_WHAT TO PRODUCE_.
Pull out every line containing the string "color".

--- start DATA SECTION ---

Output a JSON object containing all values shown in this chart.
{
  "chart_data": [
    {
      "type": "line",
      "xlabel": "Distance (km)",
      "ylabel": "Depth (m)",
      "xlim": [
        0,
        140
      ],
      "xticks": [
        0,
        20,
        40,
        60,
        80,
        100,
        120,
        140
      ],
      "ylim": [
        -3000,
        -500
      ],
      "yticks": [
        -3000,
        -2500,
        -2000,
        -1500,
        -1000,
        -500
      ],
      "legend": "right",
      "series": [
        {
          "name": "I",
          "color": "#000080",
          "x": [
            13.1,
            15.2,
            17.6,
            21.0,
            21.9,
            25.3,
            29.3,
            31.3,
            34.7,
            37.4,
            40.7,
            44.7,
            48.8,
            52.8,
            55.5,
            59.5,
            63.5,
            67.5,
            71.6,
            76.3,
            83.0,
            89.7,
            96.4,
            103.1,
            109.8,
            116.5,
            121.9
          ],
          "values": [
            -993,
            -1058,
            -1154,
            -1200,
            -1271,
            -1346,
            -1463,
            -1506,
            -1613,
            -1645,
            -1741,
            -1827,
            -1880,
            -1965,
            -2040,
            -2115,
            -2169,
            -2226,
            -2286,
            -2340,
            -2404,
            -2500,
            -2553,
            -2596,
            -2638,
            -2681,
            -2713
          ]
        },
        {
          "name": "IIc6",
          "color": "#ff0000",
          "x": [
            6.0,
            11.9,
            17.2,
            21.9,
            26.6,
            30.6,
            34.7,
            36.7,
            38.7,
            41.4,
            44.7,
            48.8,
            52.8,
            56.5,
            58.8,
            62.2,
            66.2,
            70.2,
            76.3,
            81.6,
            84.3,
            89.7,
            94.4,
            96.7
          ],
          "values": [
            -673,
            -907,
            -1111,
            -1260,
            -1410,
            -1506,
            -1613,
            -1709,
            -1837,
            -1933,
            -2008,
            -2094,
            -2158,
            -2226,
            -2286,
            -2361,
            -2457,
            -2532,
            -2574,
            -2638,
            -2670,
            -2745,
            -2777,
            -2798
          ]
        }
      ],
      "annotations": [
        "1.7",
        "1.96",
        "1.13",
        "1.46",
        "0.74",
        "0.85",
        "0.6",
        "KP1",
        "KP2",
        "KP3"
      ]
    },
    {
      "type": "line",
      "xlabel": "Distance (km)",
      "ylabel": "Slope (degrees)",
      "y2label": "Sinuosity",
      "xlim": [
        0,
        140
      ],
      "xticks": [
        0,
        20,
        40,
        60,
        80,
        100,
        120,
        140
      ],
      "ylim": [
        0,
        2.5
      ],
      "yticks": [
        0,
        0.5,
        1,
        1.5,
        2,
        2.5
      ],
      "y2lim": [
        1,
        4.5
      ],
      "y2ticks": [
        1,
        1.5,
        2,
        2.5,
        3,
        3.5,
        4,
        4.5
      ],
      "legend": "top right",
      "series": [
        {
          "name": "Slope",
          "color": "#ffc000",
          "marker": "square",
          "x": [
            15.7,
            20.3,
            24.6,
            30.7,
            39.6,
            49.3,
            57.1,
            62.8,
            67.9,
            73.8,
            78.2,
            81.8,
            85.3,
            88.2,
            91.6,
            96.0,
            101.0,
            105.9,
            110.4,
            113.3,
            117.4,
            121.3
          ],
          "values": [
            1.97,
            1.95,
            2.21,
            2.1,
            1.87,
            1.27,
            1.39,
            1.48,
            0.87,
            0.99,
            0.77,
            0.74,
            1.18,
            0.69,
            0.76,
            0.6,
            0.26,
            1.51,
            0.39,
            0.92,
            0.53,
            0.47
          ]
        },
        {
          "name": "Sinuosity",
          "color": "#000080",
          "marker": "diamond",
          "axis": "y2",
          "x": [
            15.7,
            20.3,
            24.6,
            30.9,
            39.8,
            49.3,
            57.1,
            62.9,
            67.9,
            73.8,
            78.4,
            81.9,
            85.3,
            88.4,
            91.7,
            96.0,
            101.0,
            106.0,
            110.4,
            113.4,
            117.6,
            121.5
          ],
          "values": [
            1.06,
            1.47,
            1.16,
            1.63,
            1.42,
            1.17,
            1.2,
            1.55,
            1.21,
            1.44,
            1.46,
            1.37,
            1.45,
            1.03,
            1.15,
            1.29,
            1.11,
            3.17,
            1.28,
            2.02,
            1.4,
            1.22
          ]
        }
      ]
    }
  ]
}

--- end DATA SECTION ---

_THE ANSWER_.
          "color": "#000080",
          "color": "#ff0000",
          "color": "#ffc000",
          "color": "#000080",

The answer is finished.